>> Begin Data listing
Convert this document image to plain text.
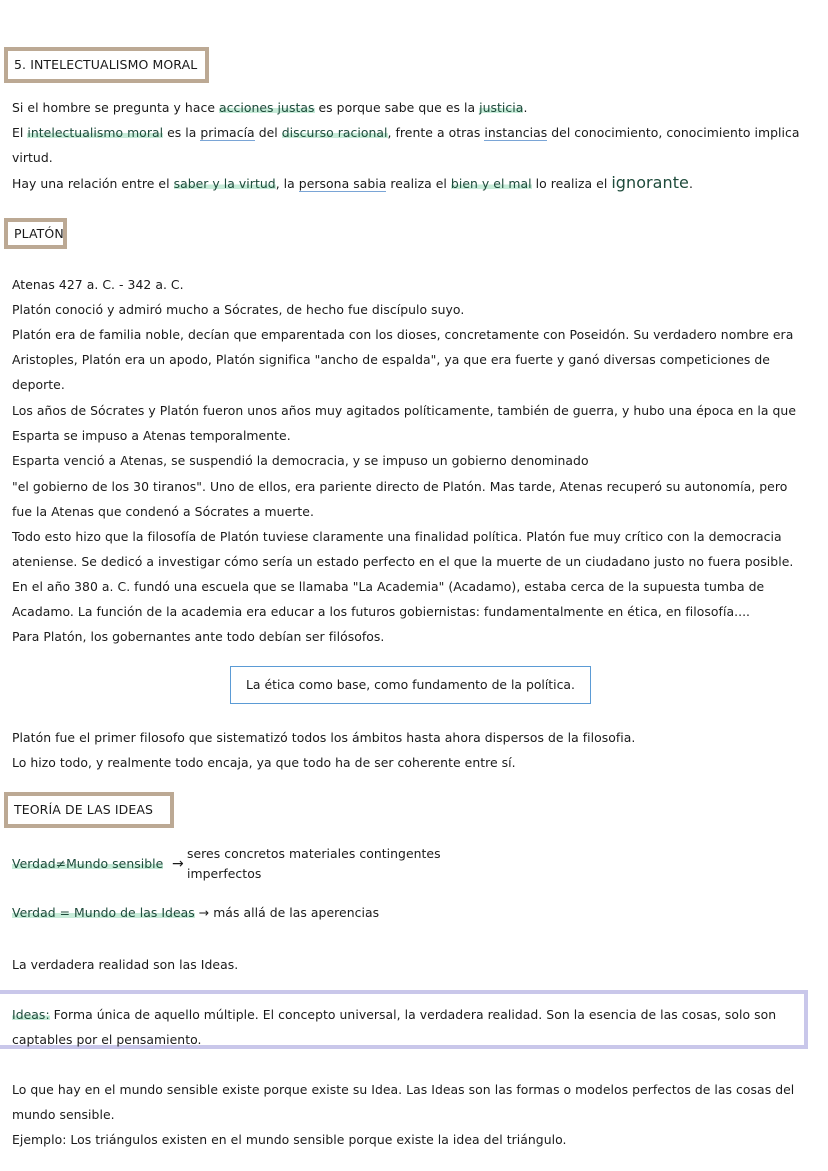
5. INTELECTUALISMO MORAL
Si el hombre se pregunta y hace acciones justas es porque sabe que es la justicia.
El intelectualismo moral es la primacía del discurso racional, frente a otras instancias del conocimiento, conocimiento implica
virtud.
Hay una relación entre el saber y la virtud, la persona sabia realiza el bien y el mal lo realiza el ignorante.
PLATÓN
Atenas 427 a. C. - 342 a. C.
Platón conoció y admiró mucho a Sócrates, de hecho fue discípulo suyo.
Platón era de familia noble, decían que emparentada con los dioses, concretamente con Poseidón. Su verdadero nombre era
Aristoples, Platón era un apodo, Platón significa "ancho de espalda", ya que era fuerte y ganó diversas competiciones de
deporte.
Los años de Sócrates y Platón fueron unos años muy agitados políticamente, también de guerra, y hubo una época en la que
Esparta se impuso a Atenas temporalmente.
Esparta venció a Atenas, se suspendió la democracia, y se impuso un gobierno denominado
"el gobierno de los 30 tiranos". Uno de ellos, era pariente directo de Platón. Mas tarde, Atenas recuperó su autonomía, pero
fue la Atenas que condenó a Sócrates a muerte.
Todo esto hizo que la filosofía de Platón tuviese claramente una finalidad política. Platón fue muy crítico con la democracia
ateniense. Se dedicó a investigar cómo sería un estado perfecto en el que la muerte de un ciudadano justo no fuera posible.
En el año 380 a. C. fundó una escuela que se llamaba "La Academia" (Acadamo), estaba cerca de la supuesta tumba de
Acadamo. La función de la academia era educar a los futuros gobiernistas: fundamentalmente en ética, en filosofía....
Para Platón, los gobernantes ante todo debían ser filósofos.
La ética como base, como fundamento de la política.
Platón fue el primer filosofo que sistematizó todos los ámbitos hasta ahora dispersos de la filosofia.
Lo hizo todo, y realmente todo encaja, ya que todo ha de ser coherente entre sí.
TEORÍA DE LAS IDEAS
Verdad≠Mundo sensible →
seres concretos materiales contingentes
imperfectos
Verdad = Mundo de las Ideas → más allá de las aperencias
La verdadera realidad son las Ideas.
Ideas: Forma única de aquello múltiple. El concepto universal, la verdadera realidad. Son la esencia de las cosas, solo son
captables por el pensamiento.
Lo que hay en el mundo sensible existe porque existe su Idea. Las Ideas son las formas o modelos perfectos de las cosas del
mundo sensible.
Ejemplo: Los triángulos existen en el mundo sensible porque existe la idea del triángulo.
>> End Data listing
Task:
Return each line of the data, keeping its wording exact and omitting pictures.

Final answer:
Convert this document image to plain text.
5. INTELECTUALISMO MORAL
Si el hombre se pregunta y hace acciones justas es porque sabe que es la justicia.
El intelectualismo moral es la primacía del discurso racional, frente a otras instancias del conocimiento, conocimiento implica
virtud.
Hay una relación entre el saber y la virtud, la persona sabia realiza el bien y el mal lo realiza el ignorante.
PLATÓN
Atenas 427 a. C. - 342 a. C.
Platón conoció y admiró mucho a Sócrates, de hecho fue discípulo suyo.
Platón era de familia noble, decían que emparentada con los dioses, concretamente con Poseidón. Su verdadero nombre era
Aristoples, Platón era un apodo, Platón significa "ancho de espalda", ya que era fuerte y ganó diversas competiciones de
deporte.
Los años de Sócrates y Platón fueron unos años muy agitados políticamente, también de guerra, y hubo una época en la que
Esparta se impuso a Atenas temporalmente.
Esparta venció a Atenas, se suspendió la democracia, y se impuso un gobierno denominado
"el gobierno de los 30 tiranos". Uno de ellos, era pariente directo de Platón. Mas tarde, Atenas recuperó su autonomía, pero
fue la Atenas que condenó a Sócrates a muerte.
Todo esto hizo que la filosofía de Platón tuviese claramente una finalidad política. Platón fue muy crítico con la democracia
ateniense. Se dedicó a investigar cómo sería un estado perfecto en el que la muerte de un ciudadano justo no fuera posible.
En el año 380 a. C. fundó una escuela que se llamaba "La Academia" (Acadamo), estaba cerca de la supuesta tumba de
Acadamo. La función de la academia era educar a los futuros gobiernistas: fundamentalmente en ética, en filosofía....
Para Platón, los gobernantes ante todo debían ser filósofos.
La ética como base, como fundamento de la política.
Platón fue el primer filosofo que sistematizó todos los ámbitos hasta ahora dispersos de la filosofia.
Lo hizo todo, y realmente todo encaja, ya que todo ha de ser coherente entre sí.
TEORÍA DE LAS IDEAS
Verdad≠Mundo sensible →
seres concretos materiales contingentes
imperfectos
Verdad = Mundo de las Ideas → más allá de las aperencias
La verdadera realidad son las Ideas.
Ideas: Forma única de aquello múltiple. El concepto universal, la verdadera realidad. Son la esencia de las cosas, solo son
captables por el pensamiento.
Lo que hay en el mundo sensible existe porque existe su Idea. Las Ideas son las formas o modelos perfectos de las cosas del
mundo sensible.
Ejemplo: Los triángulos existen en el mundo sensible porque existe la idea del triángulo.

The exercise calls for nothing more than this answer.